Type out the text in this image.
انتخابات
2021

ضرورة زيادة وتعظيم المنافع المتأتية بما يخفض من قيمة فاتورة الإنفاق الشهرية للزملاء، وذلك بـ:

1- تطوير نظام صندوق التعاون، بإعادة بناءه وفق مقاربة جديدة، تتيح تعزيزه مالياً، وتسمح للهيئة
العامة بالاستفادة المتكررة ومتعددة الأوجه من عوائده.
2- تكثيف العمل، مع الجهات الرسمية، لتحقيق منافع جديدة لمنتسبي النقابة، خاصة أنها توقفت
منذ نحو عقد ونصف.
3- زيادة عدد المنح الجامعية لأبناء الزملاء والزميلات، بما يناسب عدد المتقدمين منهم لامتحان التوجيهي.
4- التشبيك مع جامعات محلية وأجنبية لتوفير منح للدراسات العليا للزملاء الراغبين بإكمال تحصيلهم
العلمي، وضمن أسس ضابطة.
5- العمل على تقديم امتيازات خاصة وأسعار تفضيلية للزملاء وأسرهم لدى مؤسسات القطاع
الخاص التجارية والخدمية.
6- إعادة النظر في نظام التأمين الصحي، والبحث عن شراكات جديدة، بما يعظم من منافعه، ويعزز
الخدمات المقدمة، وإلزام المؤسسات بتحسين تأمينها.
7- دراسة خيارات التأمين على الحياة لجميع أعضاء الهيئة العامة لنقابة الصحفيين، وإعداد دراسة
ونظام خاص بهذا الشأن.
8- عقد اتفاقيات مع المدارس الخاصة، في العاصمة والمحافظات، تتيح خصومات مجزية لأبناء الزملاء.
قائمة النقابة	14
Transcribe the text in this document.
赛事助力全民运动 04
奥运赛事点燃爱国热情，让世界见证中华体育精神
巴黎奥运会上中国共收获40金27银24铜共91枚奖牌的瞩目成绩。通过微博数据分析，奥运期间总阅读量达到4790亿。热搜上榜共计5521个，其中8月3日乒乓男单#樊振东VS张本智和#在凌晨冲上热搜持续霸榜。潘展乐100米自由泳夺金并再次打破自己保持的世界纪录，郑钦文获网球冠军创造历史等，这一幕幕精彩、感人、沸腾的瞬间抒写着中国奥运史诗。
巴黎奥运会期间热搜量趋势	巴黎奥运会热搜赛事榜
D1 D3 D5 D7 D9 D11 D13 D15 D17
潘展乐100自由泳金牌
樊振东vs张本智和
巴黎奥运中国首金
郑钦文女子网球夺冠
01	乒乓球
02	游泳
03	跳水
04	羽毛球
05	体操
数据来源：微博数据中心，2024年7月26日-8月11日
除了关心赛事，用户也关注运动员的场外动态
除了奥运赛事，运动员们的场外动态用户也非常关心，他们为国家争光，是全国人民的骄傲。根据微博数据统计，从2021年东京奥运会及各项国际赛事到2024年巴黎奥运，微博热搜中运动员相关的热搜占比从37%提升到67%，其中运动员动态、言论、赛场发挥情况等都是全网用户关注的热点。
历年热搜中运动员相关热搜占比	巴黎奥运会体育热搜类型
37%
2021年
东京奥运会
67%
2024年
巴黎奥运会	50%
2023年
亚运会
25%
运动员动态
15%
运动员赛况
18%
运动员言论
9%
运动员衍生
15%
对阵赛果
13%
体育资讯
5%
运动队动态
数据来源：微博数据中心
※ ※ ※
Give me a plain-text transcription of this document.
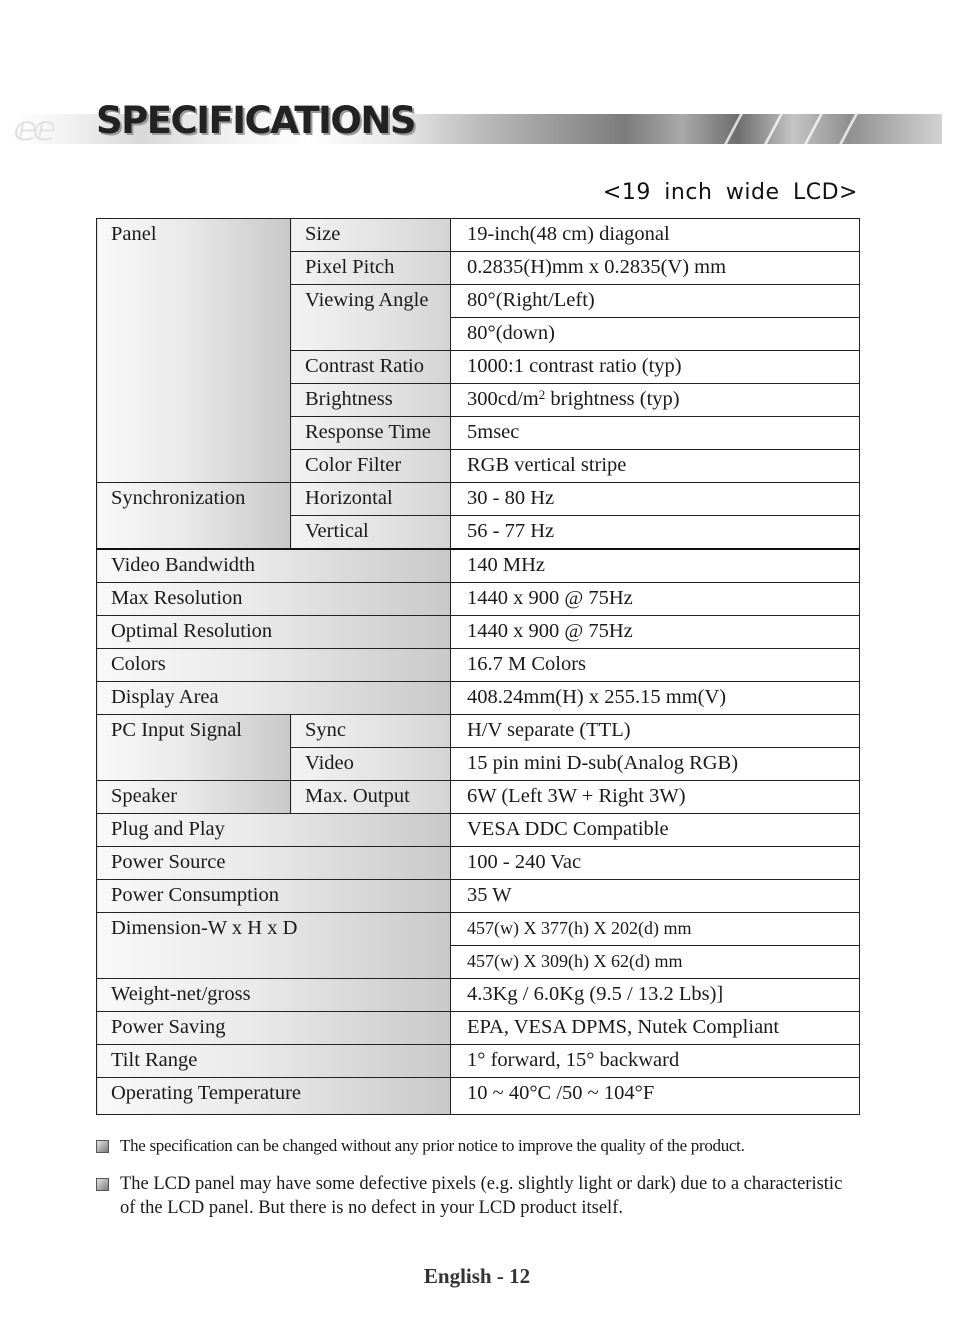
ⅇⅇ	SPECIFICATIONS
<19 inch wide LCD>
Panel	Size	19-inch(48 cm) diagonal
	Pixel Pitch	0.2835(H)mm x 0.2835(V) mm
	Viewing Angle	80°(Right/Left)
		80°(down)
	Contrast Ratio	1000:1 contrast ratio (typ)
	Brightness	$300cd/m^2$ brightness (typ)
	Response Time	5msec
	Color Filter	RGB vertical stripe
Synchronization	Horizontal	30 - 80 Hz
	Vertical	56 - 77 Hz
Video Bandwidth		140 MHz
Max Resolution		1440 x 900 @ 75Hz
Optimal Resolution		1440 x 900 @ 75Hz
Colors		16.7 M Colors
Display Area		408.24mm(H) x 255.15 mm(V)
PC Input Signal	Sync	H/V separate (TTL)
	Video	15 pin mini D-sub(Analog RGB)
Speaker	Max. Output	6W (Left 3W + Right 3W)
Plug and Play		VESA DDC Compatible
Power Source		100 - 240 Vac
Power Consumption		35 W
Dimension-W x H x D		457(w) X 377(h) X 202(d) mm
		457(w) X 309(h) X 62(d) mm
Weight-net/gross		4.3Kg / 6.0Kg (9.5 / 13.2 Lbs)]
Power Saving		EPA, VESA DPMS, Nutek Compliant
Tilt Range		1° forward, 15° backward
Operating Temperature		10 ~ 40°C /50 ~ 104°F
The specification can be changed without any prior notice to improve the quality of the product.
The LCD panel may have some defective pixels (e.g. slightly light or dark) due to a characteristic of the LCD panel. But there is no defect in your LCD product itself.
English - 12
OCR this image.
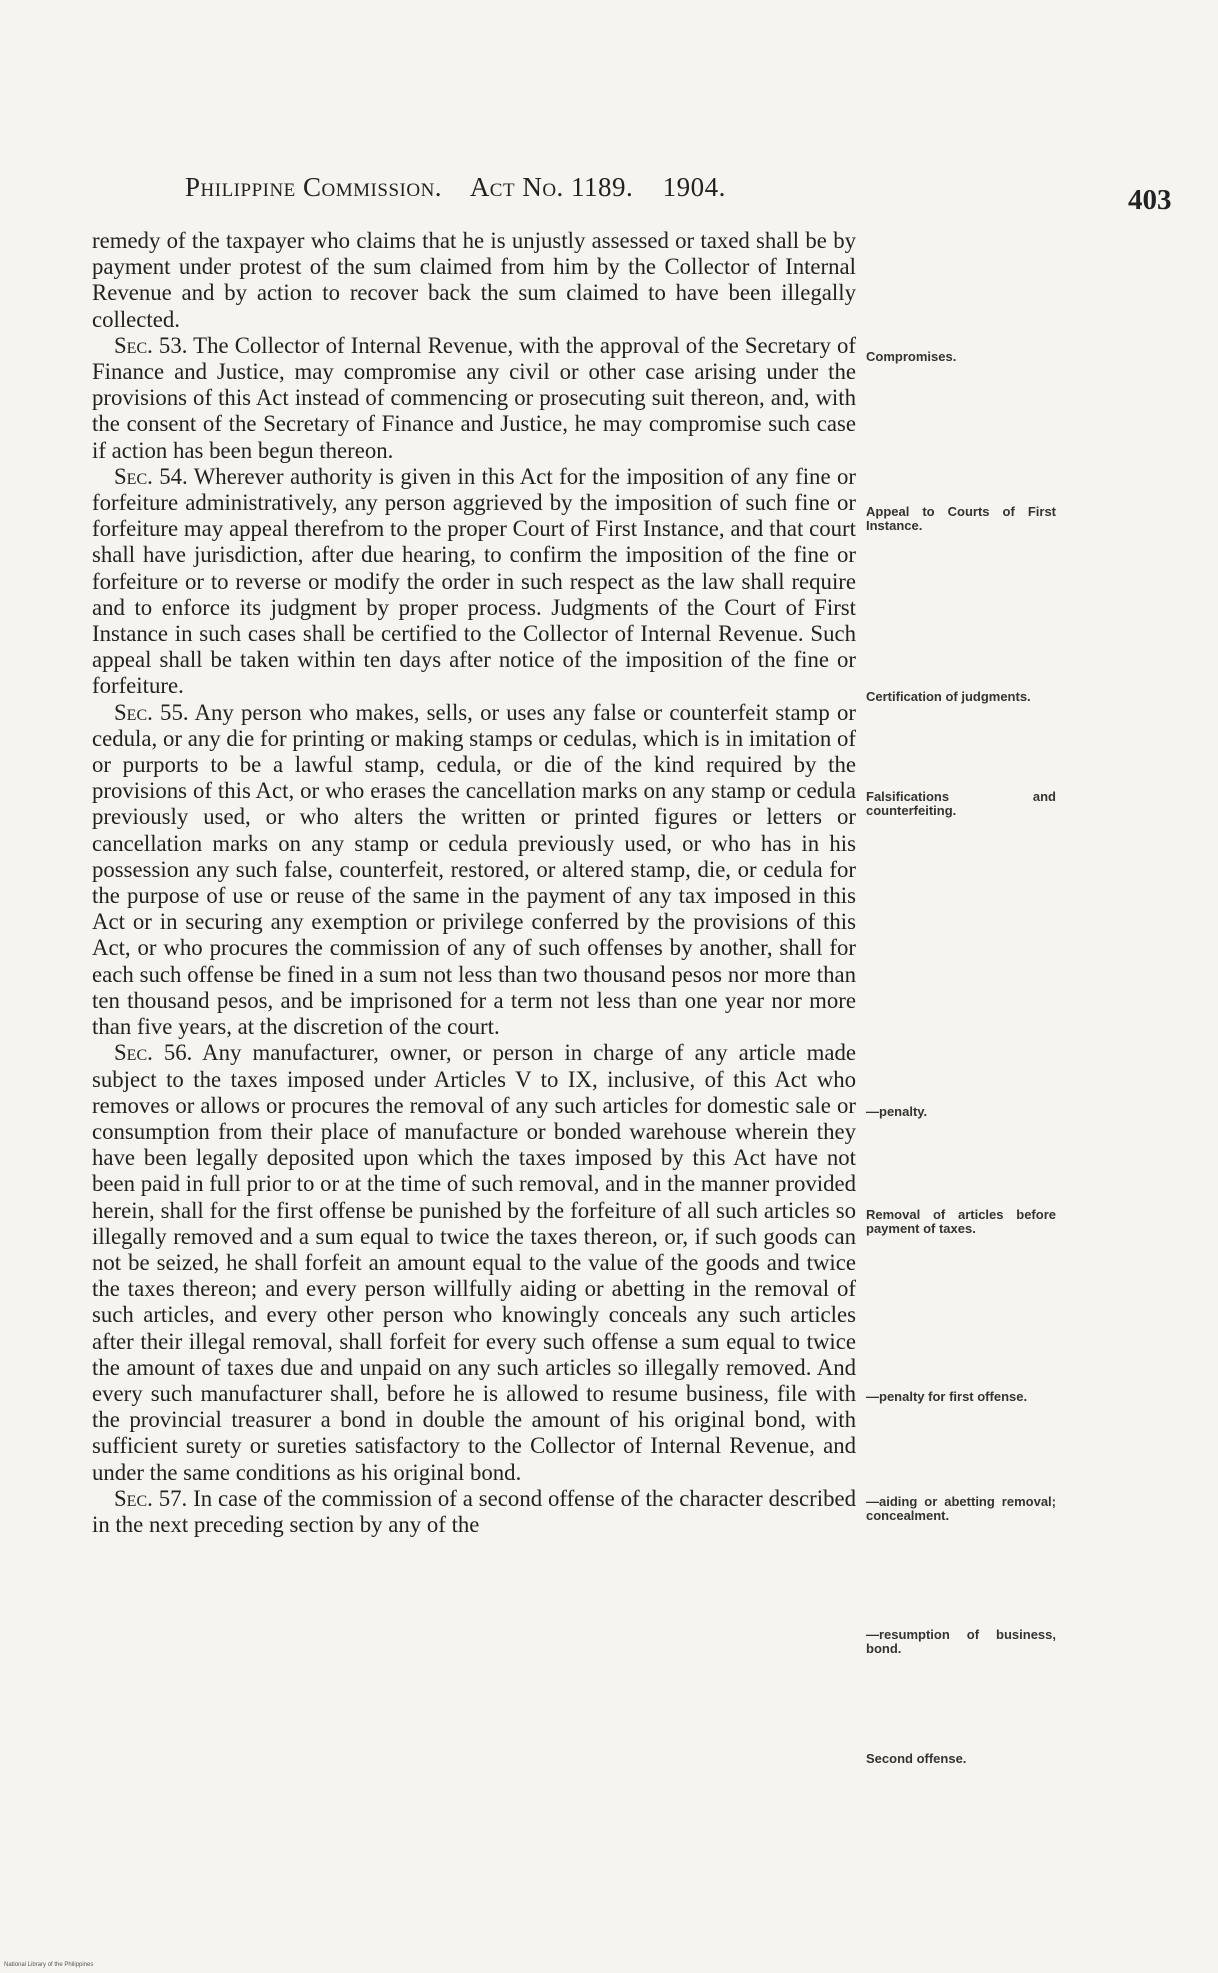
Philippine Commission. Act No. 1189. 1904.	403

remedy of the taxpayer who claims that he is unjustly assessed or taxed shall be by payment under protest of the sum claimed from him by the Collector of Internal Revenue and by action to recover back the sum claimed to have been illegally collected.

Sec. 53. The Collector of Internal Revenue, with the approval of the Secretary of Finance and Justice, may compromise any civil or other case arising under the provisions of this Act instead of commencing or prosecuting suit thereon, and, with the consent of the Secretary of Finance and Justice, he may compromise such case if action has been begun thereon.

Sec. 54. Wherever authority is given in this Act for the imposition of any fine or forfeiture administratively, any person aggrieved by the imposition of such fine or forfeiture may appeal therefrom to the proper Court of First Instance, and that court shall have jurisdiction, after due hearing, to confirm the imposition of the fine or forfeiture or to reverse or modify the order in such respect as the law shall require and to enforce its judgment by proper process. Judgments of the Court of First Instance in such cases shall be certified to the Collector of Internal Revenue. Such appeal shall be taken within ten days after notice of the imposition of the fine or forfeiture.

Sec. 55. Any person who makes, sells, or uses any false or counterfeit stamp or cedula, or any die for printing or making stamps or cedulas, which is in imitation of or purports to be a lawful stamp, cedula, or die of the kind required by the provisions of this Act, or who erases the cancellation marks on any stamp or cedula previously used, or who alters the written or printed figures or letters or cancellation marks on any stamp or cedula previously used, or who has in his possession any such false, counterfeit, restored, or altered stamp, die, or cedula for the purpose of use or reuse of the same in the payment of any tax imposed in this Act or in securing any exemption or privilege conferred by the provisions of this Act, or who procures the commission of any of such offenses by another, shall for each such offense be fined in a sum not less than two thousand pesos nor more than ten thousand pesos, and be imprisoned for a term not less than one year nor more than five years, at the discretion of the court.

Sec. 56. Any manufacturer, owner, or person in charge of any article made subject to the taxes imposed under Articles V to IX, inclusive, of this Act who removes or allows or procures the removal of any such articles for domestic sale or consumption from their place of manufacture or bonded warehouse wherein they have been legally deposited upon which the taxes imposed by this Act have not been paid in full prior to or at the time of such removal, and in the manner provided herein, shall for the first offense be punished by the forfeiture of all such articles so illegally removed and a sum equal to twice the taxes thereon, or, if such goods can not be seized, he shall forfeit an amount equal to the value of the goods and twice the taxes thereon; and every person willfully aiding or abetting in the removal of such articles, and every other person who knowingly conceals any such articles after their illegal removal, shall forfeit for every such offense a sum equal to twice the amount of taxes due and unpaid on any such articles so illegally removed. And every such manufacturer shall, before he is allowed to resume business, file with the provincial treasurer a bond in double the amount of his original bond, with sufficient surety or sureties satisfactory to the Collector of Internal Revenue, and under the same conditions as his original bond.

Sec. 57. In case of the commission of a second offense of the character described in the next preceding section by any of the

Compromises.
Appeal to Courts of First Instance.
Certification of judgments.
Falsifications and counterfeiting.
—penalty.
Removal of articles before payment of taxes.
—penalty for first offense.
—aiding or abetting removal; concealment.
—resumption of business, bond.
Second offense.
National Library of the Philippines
※ ※ ※
## EXERCISE TASK
From the entries above, extract every line where the word "Video" appears.

## SOLUTION
Video Bandwidth		140 MHz
	Video	15 pin mini D-sub(Analog RGB)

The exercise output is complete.